__STATED GOAL__:
Tally up the lines below that include the word "Farm". Answer with the number alone.

Stored items

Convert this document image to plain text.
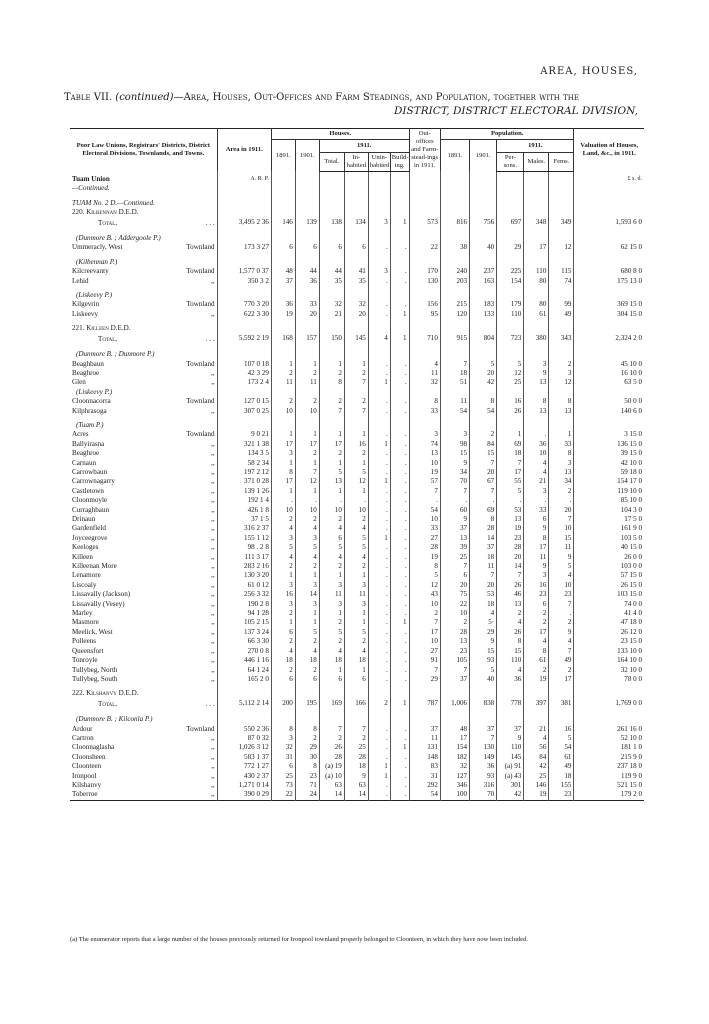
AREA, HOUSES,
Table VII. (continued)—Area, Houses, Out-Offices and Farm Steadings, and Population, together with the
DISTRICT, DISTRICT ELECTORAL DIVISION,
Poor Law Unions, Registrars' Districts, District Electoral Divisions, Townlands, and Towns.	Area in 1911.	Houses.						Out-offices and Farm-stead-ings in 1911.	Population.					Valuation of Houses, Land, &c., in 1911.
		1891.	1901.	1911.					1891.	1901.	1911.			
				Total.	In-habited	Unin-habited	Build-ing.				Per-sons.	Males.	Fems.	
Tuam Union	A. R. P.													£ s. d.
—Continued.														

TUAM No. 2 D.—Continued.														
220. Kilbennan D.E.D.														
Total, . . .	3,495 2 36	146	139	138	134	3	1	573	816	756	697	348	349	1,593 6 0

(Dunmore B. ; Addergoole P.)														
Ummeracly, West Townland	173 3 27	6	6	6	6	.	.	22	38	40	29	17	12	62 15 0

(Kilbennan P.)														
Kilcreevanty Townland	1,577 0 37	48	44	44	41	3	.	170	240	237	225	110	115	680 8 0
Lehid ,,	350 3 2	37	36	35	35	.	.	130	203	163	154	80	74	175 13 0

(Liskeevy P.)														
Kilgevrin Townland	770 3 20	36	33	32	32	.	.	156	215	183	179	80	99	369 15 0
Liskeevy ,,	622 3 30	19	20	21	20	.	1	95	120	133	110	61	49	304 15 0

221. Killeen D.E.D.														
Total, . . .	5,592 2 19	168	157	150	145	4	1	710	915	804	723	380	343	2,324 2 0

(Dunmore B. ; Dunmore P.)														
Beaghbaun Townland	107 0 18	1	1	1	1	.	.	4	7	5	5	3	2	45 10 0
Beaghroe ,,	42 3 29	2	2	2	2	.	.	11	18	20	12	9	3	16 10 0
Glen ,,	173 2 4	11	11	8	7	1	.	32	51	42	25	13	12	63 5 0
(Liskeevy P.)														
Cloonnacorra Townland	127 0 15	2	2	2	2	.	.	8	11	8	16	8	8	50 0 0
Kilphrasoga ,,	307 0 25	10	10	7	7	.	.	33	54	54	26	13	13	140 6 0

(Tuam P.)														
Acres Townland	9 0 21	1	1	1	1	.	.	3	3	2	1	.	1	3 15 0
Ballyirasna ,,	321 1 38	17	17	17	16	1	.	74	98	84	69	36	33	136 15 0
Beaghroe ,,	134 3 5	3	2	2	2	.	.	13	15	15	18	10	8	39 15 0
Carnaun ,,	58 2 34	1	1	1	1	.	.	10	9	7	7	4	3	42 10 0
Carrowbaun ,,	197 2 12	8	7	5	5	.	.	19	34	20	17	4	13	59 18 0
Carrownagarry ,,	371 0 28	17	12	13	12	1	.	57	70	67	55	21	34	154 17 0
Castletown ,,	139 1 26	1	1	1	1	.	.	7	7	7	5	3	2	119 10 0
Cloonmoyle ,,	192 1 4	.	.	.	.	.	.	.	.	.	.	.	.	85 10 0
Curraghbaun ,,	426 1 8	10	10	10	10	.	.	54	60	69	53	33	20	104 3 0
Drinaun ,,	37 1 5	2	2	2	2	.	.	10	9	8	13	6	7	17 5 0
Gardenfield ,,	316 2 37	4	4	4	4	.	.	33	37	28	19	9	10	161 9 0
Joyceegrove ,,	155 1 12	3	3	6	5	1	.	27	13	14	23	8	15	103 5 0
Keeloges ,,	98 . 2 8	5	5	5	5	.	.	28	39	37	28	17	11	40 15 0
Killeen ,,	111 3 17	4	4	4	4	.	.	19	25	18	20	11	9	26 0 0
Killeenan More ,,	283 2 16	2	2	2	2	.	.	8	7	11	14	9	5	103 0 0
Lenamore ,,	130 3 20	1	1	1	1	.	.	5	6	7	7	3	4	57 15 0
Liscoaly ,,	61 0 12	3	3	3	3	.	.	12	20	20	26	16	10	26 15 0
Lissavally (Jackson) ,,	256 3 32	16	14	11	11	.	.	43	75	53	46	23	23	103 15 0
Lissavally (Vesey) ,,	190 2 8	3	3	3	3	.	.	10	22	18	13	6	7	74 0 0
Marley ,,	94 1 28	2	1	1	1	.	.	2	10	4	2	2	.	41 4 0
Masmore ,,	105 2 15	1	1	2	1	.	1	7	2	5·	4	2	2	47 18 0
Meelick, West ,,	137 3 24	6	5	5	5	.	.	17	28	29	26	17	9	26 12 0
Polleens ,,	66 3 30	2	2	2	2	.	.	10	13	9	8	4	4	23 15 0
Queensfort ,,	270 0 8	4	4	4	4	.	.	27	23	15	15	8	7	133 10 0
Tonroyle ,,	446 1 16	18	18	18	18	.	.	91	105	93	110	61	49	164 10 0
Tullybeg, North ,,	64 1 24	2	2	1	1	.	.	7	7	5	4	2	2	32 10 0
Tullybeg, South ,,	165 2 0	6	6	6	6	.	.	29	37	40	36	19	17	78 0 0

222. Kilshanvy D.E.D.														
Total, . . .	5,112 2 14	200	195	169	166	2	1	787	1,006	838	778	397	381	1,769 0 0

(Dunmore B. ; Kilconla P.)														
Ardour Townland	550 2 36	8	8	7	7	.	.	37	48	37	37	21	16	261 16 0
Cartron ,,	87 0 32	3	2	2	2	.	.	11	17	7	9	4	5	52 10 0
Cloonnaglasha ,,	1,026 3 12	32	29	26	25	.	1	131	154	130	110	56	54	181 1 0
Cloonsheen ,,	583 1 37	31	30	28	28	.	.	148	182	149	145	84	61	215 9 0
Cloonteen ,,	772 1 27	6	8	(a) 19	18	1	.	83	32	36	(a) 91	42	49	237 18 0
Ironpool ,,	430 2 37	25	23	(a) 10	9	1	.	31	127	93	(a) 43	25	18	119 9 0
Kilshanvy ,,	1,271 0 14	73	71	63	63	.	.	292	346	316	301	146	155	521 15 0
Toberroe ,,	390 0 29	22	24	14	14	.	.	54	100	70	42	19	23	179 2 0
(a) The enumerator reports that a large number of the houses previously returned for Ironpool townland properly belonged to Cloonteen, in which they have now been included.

...

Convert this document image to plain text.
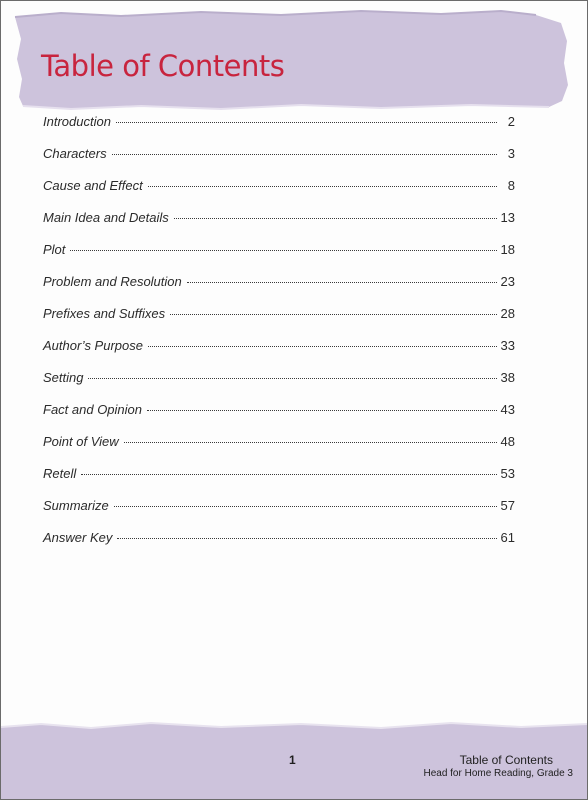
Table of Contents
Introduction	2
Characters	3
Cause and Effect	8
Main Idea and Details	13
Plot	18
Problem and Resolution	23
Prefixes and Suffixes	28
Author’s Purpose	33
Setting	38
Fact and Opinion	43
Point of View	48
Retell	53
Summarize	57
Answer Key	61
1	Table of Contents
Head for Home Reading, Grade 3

__IN RESPONSE__:
2